◆ Prompt
Work out the number of lines with the word "Accepted" in the material below, then reply with that number only.

Stored data entries:
------------------------
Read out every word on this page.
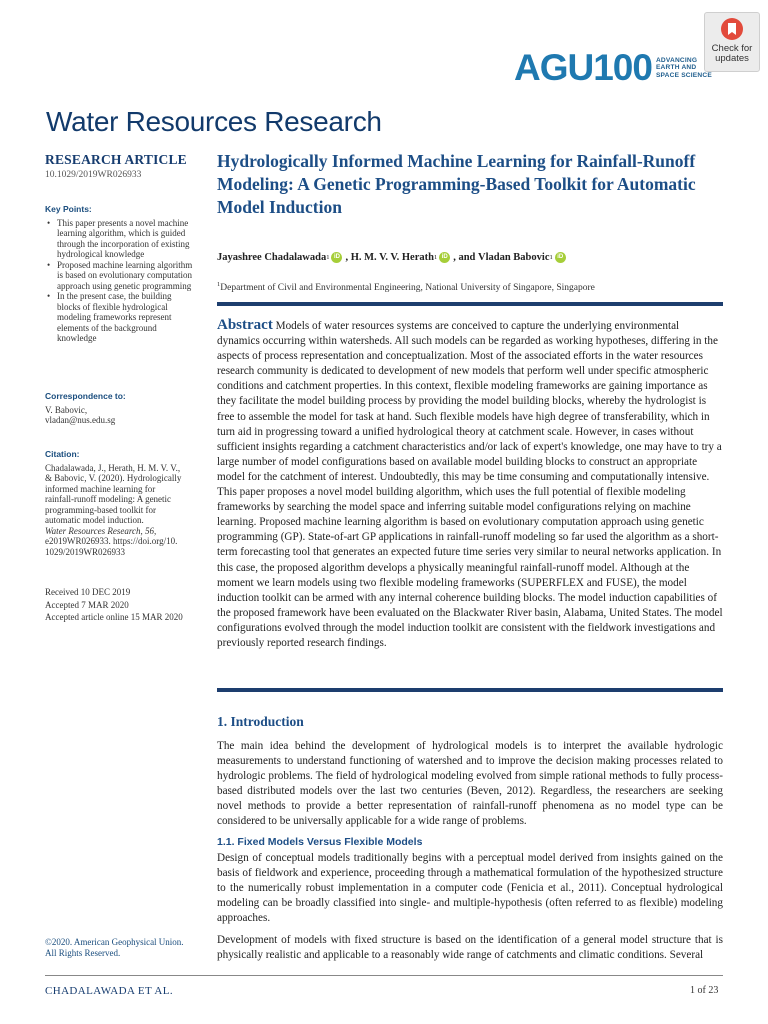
AGU100 ADVANCING
EARTH AND
SPACE SCIENCE
Check for
updates
Water Resources Research
RESEARCH ARTICLE
10.1029/2019WR026933
Key Points:
• This paper presents a novel machine learning algorithm, which is guided through the incorporation of existing hydrological knowledge
• Proposed machine learning algorithm is based on evolutionary computation approach using genetic programming
• In the present case, the building blocks of flexible hydrological modeling frameworks represent elements of the background knowledge
Correspondence to:
V. Babovic,
vladan@nus.edu.sg
Citation:
Chadalawada, J., Herath, H. M. V. V.,
& Babovic, V. (2020). Hydrologically
informed machine learning for
rainfall-runoff modeling: A genetic
programming-based toolkit for
automatic model induction.
Water Resources Research, 56,
e2019WR026933. https://doi.org/10.
1029/2019WR026933
Received 10 DEC 2019
Accepted 7 MAR 2020
Accepted article online 15 MAR 2020
Hydrologically Informed Machine Learning for Rainfall-Runoff Modeling: A Genetic Programming-Based Toolkit for Automatic Model Induction
Jayashree Chadalawada 1 iD , H. M. V. V. Herath 1 iD , and Vladan Babovic 1 iD
$^1$Department of Civil and Environmental Engineering, National University of Singapore, Singapore
Abstract Models of water resources systems are conceived to capture the underlying environmental dynamics occurring within watersheds. All such models can be regarded as working hypotheses, differing in the aspects of process representation and conceptualization. Most of the associated efforts in the water resources research community is dedicated to development of new models that perform well under specific atmospheric conditions and catchment properties. In this context, flexible modeling frameworks are gaining importance as they facilitate the model building process by providing the model building blocks, whereby the hydrologist is free to assemble the model for task at hand. Such flexible models have high degree of transferability, which in turn aid in progressing toward a unified hydrological theory at catchment scale. However, in cases without sufficient insights regarding a catchment characteristics and/or lack of expert's knowledge, one may have to try a large number of model configurations based on available model building blocks to construct an appropriate model for the catchment of interest. Undoubtedly, this may be time consuming and computationally intensive. This paper proposes a novel model building algorithm, which uses the full potential of flexible modeling frameworks by searching the model space and inferring suitable model configurations relying on machine learning. Proposed machine learning algorithm is based on evolutionary computation approach using genetic programming (GP). State-of-art GP applications in rainfall-runoff modeling so far used the algorithm as a short-term forecasting tool that generates an expected future time series very similar to neural networks application. In this case, the proposed algorithm develops a physically meaningful rainfall-runoff model. Although at the moment we learn models using two flexible modeling frameworks (SUPERFLEX and FUSE), the model induction toolkit can be armed with any internal coherence building blocks. The model induction capabilities of the proposed framework have been evaluated on the Blackwater River basin, Alabama, United States. The model configurations evolved through the model induction toolkit are consistent with the fieldwork investigations and previously reported research findings.
1. Introduction
The main idea behind the development of hydrological models is to interpret the available hydrologic measurements to understand functioning of watershed and to improve the decision making processes related to hydrologic problems. The field of hydrological modeling evolved from simple rational methods to fully process-based distributed models over the last two centuries (Beven, 2012). Regardless, the researchers are seeking novel methods to provide a better representation of rainfall-runoff phenomena as no model type can be considered to be universally applicable for a wide range of problems.
1.1. Fixed Models Versus Flexible Models
Design of conceptual models traditionally begins with a perceptual model derived from insights gained on the basis of fieldwork and experience, proceeding through a mathematical formulation of the hypothesized structure to the numerically robust implementation in a computer code (Fenicia et al., 2011). Conceptual hydrological modeling can be broadly classified into single- and multiple-hypothesis (often referred to as flexible) modeling approaches.
Development of models with fixed structure is based on the identification of a general model structure that is physically realistic and applicable to a reasonably wide range of catchments and climatic conditions. Several
©2020. American Geophysical Union.
All Rights Reserved.
CHADALAWADA ET AL.	1 of 23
------------------------
◆ Result below
2